● **WHAT THE TASK ASKS**
Restate the data below word for word. Skip any images it contains.

(Figure dataset records)
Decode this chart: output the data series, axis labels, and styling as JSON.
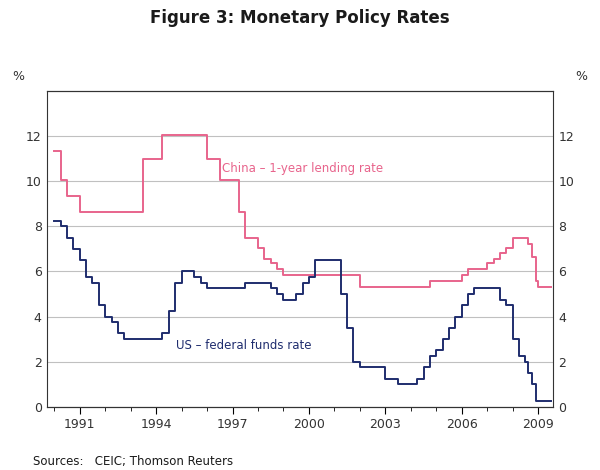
{
  "title": "Figure 3: Monetary Policy Rates",
  "source_text": "Sources:   CEIC; Thomson Reuters",
  "ylabel_left": "%",
  "ylabel_right": "%",
  "ylim": [
    0,
    14
  ],
  "yticks": [
    0,
    2,
    4,
    6,
    8,
    10,
    12
  ],
  "xlim_start": 1989.7,
  "xlim_end": 2009.6,
  "xticks": [
    1991,
    1994,
    1997,
    2000,
    2003,
    2006,
    2009
  ],
  "china_label": "China – 1-year lending rate",
  "us_label": "US – federal funds rate",
  "china_color": "#e8648c",
  "us_color": "#1f2d6e",
  "grid_color": "#c0c0c0",
  "bg_color": "#ffffff",
  "china_data": [
    [
      1990.0,
      11.34
    ],
    [
      1990.25,
      10.08
    ],
    [
      1990.5,
      9.36
    ],
    [
      1991.0,
      8.64
    ],
    [
      1992.75,
      8.64
    ],
    [
      1993.5,
      10.98
    ],
    [
      1994.0,
      10.98
    ],
    [
      1994.25,
      12.06
    ],
    [
      1995.5,
      12.06
    ],
    [
      1996.0,
      10.98
    ],
    [
      1996.5,
      10.08
    ],
    [
      1997.0,
      10.08
    ],
    [
      1997.25,
      8.64
    ],
    [
      1997.5,
      7.47
    ],
    [
      1998.0,
      7.02
    ],
    [
      1998.25,
      6.57
    ],
    [
      1998.5,
      6.39
    ],
    [
      1998.75,
      6.12
    ],
    [
      1999.0,
      5.85
    ],
    [
      2002.0,
      5.31
    ],
    [
      2004.75,
      5.31
    ],
    [
      2004.75,
      5.58
    ],
    [
      2006.0,
      5.85
    ],
    [
      2006.25,
      6.12
    ],
    [
      2007.0,
      6.39
    ],
    [
      2007.25,
      6.57
    ],
    [
      2007.5,
      6.84
    ],
    [
      2007.75,
      7.02
    ],
    [
      2008.0,
      7.47
    ],
    [
      2008.5,
      7.47
    ],
    [
      2008.6,
      7.2
    ],
    [
      2008.75,
      6.66
    ],
    [
      2008.9,
      5.58
    ],
    [
      2009.0,
      5.31
    ],
    [
      2009.5,
      5.31
    ]
  ],
  "us_data": [
    [
      1990.0,
      8.25
    ],
    [
      1990.25,
      8.0
    ],
    [
      1990.5,
      7.5
    ],
    [
      1990.75,
      7.0
    ],
    [
      1991.0,
      6.5
    ],
    [
      1991.25,
      5.75
    ],
    [
      1991.5,
      5.5
    ],
    [
      1991.75,
      4.5
    ],
    [
      1992.0,
      4.0
    ],
    [
      1992.25,
      3.75
    ],
    [
      1992.5,
      3.25
    ],
    [
      1992.75,
      3.0
    ],
    [
      1993.0,
      3.0
    ],
    [
      1994.0,
      3.0
    ],
    [
      1994.25,
      3.25
    ],
    [
      1994.5,
      4.25
    ],
    [
      1994.75,
      5.5
    ],
    [
      1995.0,
      6.0
    ],
    [
      1995.5,
      5.75
    ],
    [
      1995.75,
      5.5
    ],
    [
      1996.0,
      5.25
    ],
    [
      1997.0,
      5.25
    ],
    [
      1997.5,
      5.5
    ],
    [
      1998.0,
      5.5
    ],
    [
      1998.5,
      5.25
    ],
    [
      1998.75,
      5.0
    ],
    [
      1999.0,
      4.75
    ],
    [
      1999.5,
      5.0
    ],
    [
      1999.75,
      5.5
    ],
    [
      2000.0,
      5.75
    ],
    [
      2000.25,
      6.5
    ],
    [
      2001.0,
      6.5
    ],
    [
      2001.25,
      5.0
    ],
    [
      2001.5,
      3.5
    ],
    [
      2001.75,
      2.0
    ],
    [
      2002.0,
      1.75
    ],
    [
      2003.0,
      1.25
    ],
    [
      2003.5,
      1.0
    ],
    [
      2004.0,
      1.0
    ],
    [
      2004.25,
      1.25
    ],
    [
      2004.5,
      1.75
    ],
    [
      2004.75,
      2.25
    ],
    [
      2005.0,
      2.5
    ],
    [
      2005.25,
      3.0
    ],
    [
      2005.5,
      3.5
    ],
    [
      2005.75,
      4.0
    ],
    [
      2006.0,
      4.5
    ],
    [
      2006.25,
      5.0
    ],
    [
      2006.5,
      5.25
    ],
    [
      2007.0,
      5.25
    ],
    [
      2007.5,
      4.75
    ],
    [
      2007.75,
      4.5
    ],
    [
      2008.0,
      3.0
    ],
    [
      2008.25,
      2.25
    ],
    [
      2008.5,
      2.0
    ],
    [
      2008.6,
      1.5
    ],
    [
      2008.75,
      1.0
    ],
    [
      2008.9,
      0.25
    ],
    [
      2009.0,
      0.25
    ],
    [
      2009.5,
      0.25
    ]
  ]
}
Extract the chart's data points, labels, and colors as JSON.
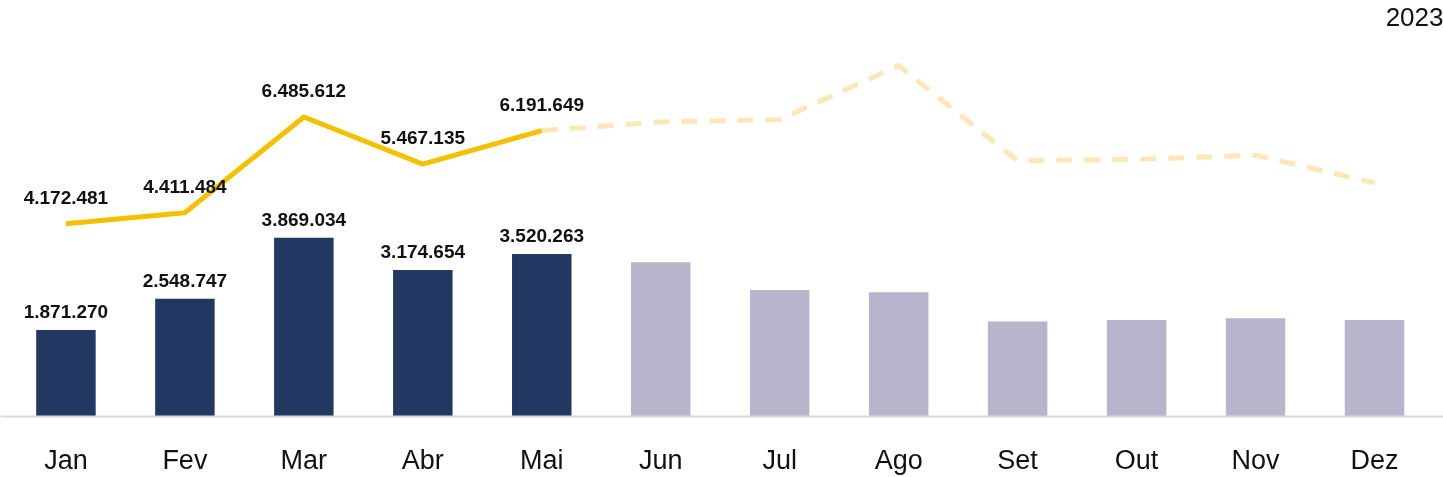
{
  "chart_data": {
    "type": "bar",
    "title": "2023",
    "categories": [
      "Jan",
      "Fev",
      "Mar",
      "Abr",
      "Mai",
      "Jun",
      "Jul",
      "Ago",
      "Set",
      "Out",
      "Nov",
      "Dez"
    ],
    "series": [
      {
        "colors": [
          "#223761",
          "#223761",
          "#223761",
          "#223761",
          "#223761",
          "#b7b4cb",
          "#b7b4cb",
          "#b7b4cb",
          "#b7b4cb",
          "#b7b4cb",
          "#b7b4cb",
          "#b7b4cb"
        ],
        "values": [
          1871270,
          2548747,
          3869034,
          3174654,
          3520263,
          3340000,
          2740000,
          2690000,
          2060000,
          2090000,
          2130000,
          2090000
        ],
        "value_labels": [
          "1.871.270",
          "2.548.747",
          "3.869.034",
          "3.174.654",
          "3.520.263",
          null,
          null,
          null,
          null,
          null,
          null,
          null
        ]
      },
      {
        "type": "line",
        "color": "#f5c000",
        "line_style": "solid",
        "values": [
          4172481,
          4411484,
          6485612,
          5467135,
          6191649,
          null,
          null,
          null,
          null,
          null,
          null,
          null
        ],
        "value_labels": [
          "4.172.481",
          "4.411.484",
          "6.485.612",
          "5.467.135",
          "6.191.649",
          null,
          null,
          null,
          null,
          null,
          null,
          null
        ]
      },
      {
        "type": "line",
        "color": "#fde6b8",
        "line_style": "dashed",
        "values": [
          null,
          null,
          null,
          null,
          6191649,
          6380000,
          6430000,
          7600000,
          5540000,
          5570000,
          5660000,
          5060000
        ]
      }
    ],
    "grid": false
  }
}
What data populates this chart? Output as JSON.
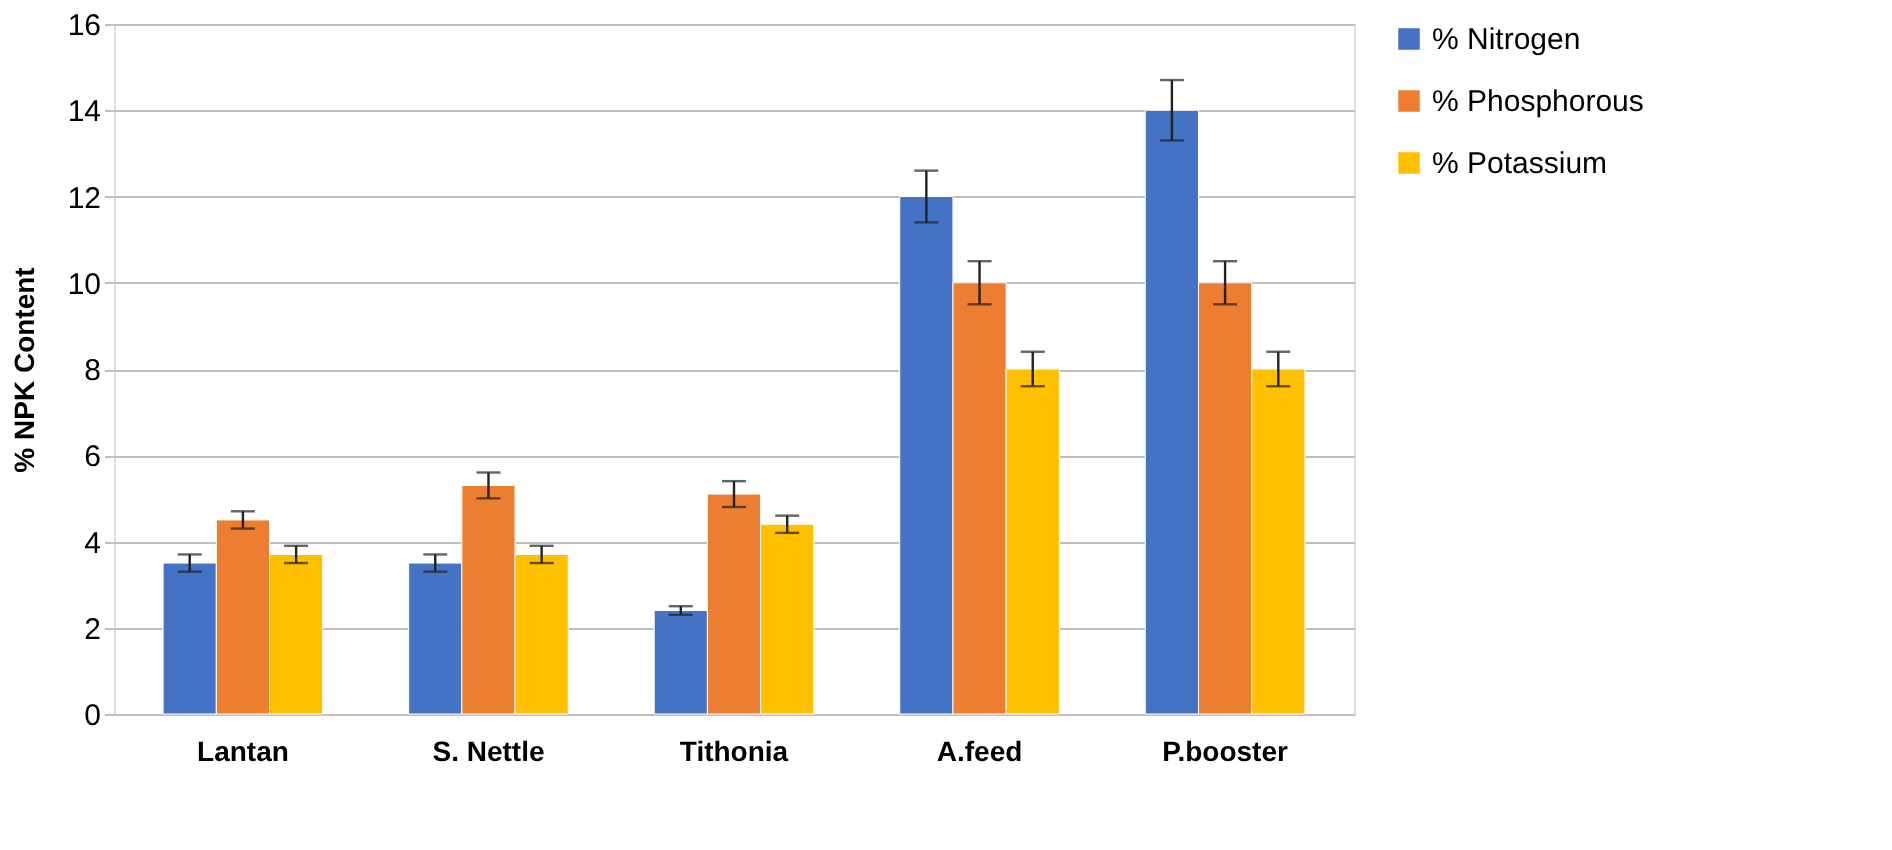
{
  "chart_data": {
    "type": "bar",
    "ylabel": "% NPK Content",
    "categories": [
      "Lantan",
      "S. Nettle",
      "Tithonia",
      "A.feed",
      "P.booster"
    ],
    "series": [
      {
        "name": "% Nitrogen",
        "color": "#4472c4",
        "values": [
          3.5,
          3.5,
          2.4,
          12,
          14
        ],
        "errors": [
          0.2,
          0.2,
          0.1,
          0.6,
          0.7
        ]
      },
      {
        "name": "% Phosphorous",
        "color": "#ed7d31",
        "values": [
          4.5,
          5.3,
          5.1,
          10,
          10
        ],
        "errors": [
          0.2,
          0.3,
          0.3,
          0.5,
          0.5
        ]
      },
      {
        "name": "% Potassium",
        "color": "#ffc000",
        "values": [
          3.7,
          3.7,
          4.4,
          8,
          8
        ],
        "errors": [
          0.2,
          0.2,
          0.2,
          0.4,
          0.4
        ]
      }
    ],
    "ylim": [
      0,
      16
    ],
    "yticks": [
      0,
      2,
      4,
      6,
      8,
      10,
      12,
      14,
      16
    ],
    "grid": "y",
    "legend": "right"
  }
}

● **TASK OUTPUT**
Decode this chart: output the data series, axis labels, and styling as JSON.
{
  "title": "Figure 3: Monetary Policy Rates",
  "source_text": "Sources:   CEIC; Thomson Reuters",
  "ylabel_left": "%",
  "ylabel_right": "%",
  "ylim": [
    0,
    14
  ],
  "yticks": [
    0,
    2,
    4,
    6,
    8,
    10,
    12
  ],
  "xlim_start": 1989.7,
  "xlim_end": 2009.6,
  "xticks": [
    1991,
    1994,
    1997,
    2000,
    2003,
    2006,
    2009
  ],
  "china_label": "China – 1-year lending rate",
  "us_label": "US – federal funds rate",
  "china_color": "#e8648c",
  "us_color": "#1f2d6e",
  "grid_color": "#c0c0c0",
  "bg_color": "#ffffff",
  "china_data": [
    [
      1990.0,
      11.34
    ],
    [
      1990.25,
      10.08
    ],
    [
      1990.5,
      9.36
    ],
    [
      1991.0,
      8.64
    ],
    [
      1992.75,
      8.64
    ],
    [
      1993.5,
      10.98
    ],
    [
      1994.0,
      10.98
    ],
    [
      1994.25,
      12.06
    ],
    [
      1995.5,
      12.06
    ],
    [
      1996.0,
      10.98
    ],
    [
      1996.5,
      10.08
    ],
    [
      1997.0,
      10.08
    ],
    [
      1997.25,
      8.64
    ],
    [
      1997.5,
      7.47
    ],
    [
      1998.0,
      7.02
    ],
    [
      1998.25,
      6.57
    ],
    [
      1998.5,
      6.39
    ],
    [
      1998.75,
      6.12
    ],
    [
      1999.0,
      5.85
    ],
    [
      2002.0,
      5.31
    ],
    [
      2004.75,
      5.31
    ],
    [
      2004.75,
      5.58
    ],
    [
      2006.0,
      5.85
    ],
    [
      2006.25,
      6.12
    ],
    [
      2007.0,
      6.39
    ],
    [
      2007.25,
      6.57
    ],
    [
      2007.5,
      6.84
    ],
    [
      2007.75,
      7.02
    ],
    [
      2008.0,
      7.47
    ],
    [
      2008.5,
      7.47
    ],
    [
      2008.6,
      7.2
    ],
    [
      2008.75,
      6.66
    ],
    [
      2008.9,
      5.58
    ],
    [
      2009.0,
      5.31
    ],
    [
      2009.5,
      5.31
    ]
  ],
  "us_data": [
    [
      1990.0,
      8.25
    ],
    [
      1990.25,
      8.0
    ],
    [
      1990.5,
      7.5
    ],
    [
      1990.75,
      7.0
    ],
    [
      1991.0,
      6.5
    ],
    [
      1991.25,
      5.75
    ],
    [
      1991.5,
      5.5
    ],
    [
      1991.75,
      4.5
    ],
    [
      1992.0,
      4.0
    ],
    [
      1992.25,
      3.75
    ],
    [
      1992.5,
      3.25
    ],
    [
      1992.75,
      3.0
    ],
    [
      1993.0,
      3.0
    ],
    [
      1994.0,
      3.0
    ],
    [
      1994.25,
      3.25
    ],
    [
      1994.5,
      4.25
    ],
    [
      1994.75,
      5.5
    ],
    [
      1995.0,
      6.0
    ],
    [
      1995.5,
      5.75
    ],
    [
      1995.75,
      5.5
    ],
    [
      1996.0,
      5.25
    ],
    [
      1997.0,
      5.25
    ],
    [
      1997.5,
      5.5
    ],
    [
      1998.0,
      5.5
    ],
    [
      1998.5,
      5.25
    ],
    [
      1998.75,
      5.0
    ],
    [
      1999.0,
      4.75
    ],
    [
      1999.5,
      5.0
    ],
    [
      1999.75,
      5.5
    ],
    [
      2000.0,
      5.75
    ],
    [
      2000.25,
      6.5
    ],
    [
      2001.0,
      6.5
    ],
    [
      2001.25,
      5.0
    ],
    [
      2001.5,
      3.5
    ],
    [
      2001.75,
      2.0
    ],
    [
      2002.0,
      1.75
    ],
    [
      2003.0,
      1.25
    ],
    [
      2003.5,
      1.0
    ],
    [
      2004.0,
      1.0
    ],
    [
      2004.25,
      1.25
    ],
    [
      2004.5,
      1.75
    ],
    [
      2004.75,
      2.25
    ],
    [
      2005.0,
      2.5
    ],
    [
      2005.25,
      3.0
    ],
    [
      2005.5,
      3.5
    ],
    [
      2005.75,
      4.0
    ],
    [
      2006.0,
      4.5
    ],
    [
      2006.25,
      5.0
    ],
    [
      2006.5,
      5.25
    ],
    [
      2007.0,
      5.25
    ],
    [
      2007.5,
      4.75
    ],
    [
      2007.75,
      4.5
    ],
    [
      2008.0,
      3.0
    ],
    [
      2008.25,
      2.25
    ],
    [
      2008.5,
      2.0
    ],
    [
      2008.6,
      1.5
    ],
    [
      2008.75,
      1.0
    ],
    [
      2008.9,
      0.25
    ],
    [
      2009.0,
      0.25
    ],
    [
      2009.5,
      0.25
    ]
  ]
}
Extract the chart's data points, labels, and colors as JSON.
{
  "chart_data": {
    "type": "bar",
    "title": "2023",
    "categories": [
      "Jan",
      "Fev",
      "Mar",
      "Abr",
      "Mai",
      "Jun",
      "Jul",
      "Ago",
      "Set",
      "Out",
      "Nov",
      "Dez"
    ],
    "series": [
      {
        "colors": [
          "#223761",
          "#223761",
          "#223761",
          "#223761",
          "#223761",
          "#b7b4cb",
          "#b7b4cb",
          "#b7b4cb",
          "#b7b4cb",
          "#b7b4cb",
          "#b7b4cb",
          "#b7b4cb"
        ],
        "values": [
          1871270,
          2548747,
          3869034,
          3174654,
          3520263,
          3340000,
          2740000,
          2690000,
          2060000,
          2090000,
          2130000,
          2090000
        ],
        "value_labels": [
          "1.871.270",
          "2.548.747",
          "3.869.034",
          "3.174.654",
          "3.520.263",
          null,
          null,
          null,
          null,
          null,
          null,
          null
        ]
      },
      {
        "type": "line",
        "color": "#f5c000",
        "line_style": "solid",
        "values": [
          4172481,
          4411484,
          6485612,
          5467135,
          6191649,
          null,
          null,
          null,
          null,
          null,
          null,
          null
        ],
        "value_labels": [
          "4.172.481",
          "4.411.484",
          "6.485.612",
          "5.467.135",
          "6.191.649",
          null,
          null,
          null,
          null,
          null,
          null,
          null
        ]
      },
      {
        "type": "line",
        "color": "#fde6b8",
        "line_style": "dashed",
        "values": [
          null,
          null,
          null,
          null,
          6191649,
          6380000,
          6430000,
          7600000,
          5540000,
          5570000,
          5660000,
          5060000
        ]
      }
    ],
    "grid": false
  }
}
What data populates this chart? Output as JSON.
{
  "chart_data": {
    "type": "bar",
    "ylabel": "% NPK Content",
    "categories": [
      "Lantan",
      "S. Nettle",
      "Tithonia",
      "A.feed",
      "P.booster"
    ],
    "series": [
      {
        "name": "% Nitrogen",
        "color": "#4472c4",
        "values": [
          3.5,
          3.5,
          2.4,
          12,
          14
        ],
        "errors": [
          0.2,
          0.2,
          0.1,
          0.6,
          0.7
        ]
      },
      {
        "name": "% Phosphorous",
        "color": "#ed7d31",
        "values": [
          4.5,
          5.3,
          5.1,
          10,
          10
        ],
        "errors": [
          0.2,
          0.3,
          0.3,
          0.5,
          0.5
        ]
      },
      {
        "name": "% Potassium",
        "color": "#ffc000",
        "values": [
          3.7,
          3.7,
          4.4,
          8,
          8
        ],
        "errors": [
          0.2,
          0.2,
          0.2,
          0.4,
          0.4
        ]
      }
    ],
    "ylim": [
      0,
      16
    ],
    "yticks": [
      0,
      2,
      4,
      6,
      8,
      10,
      12,
      14,
      16
    ],
    "grid": "y",
    "legend": "right"
  }
}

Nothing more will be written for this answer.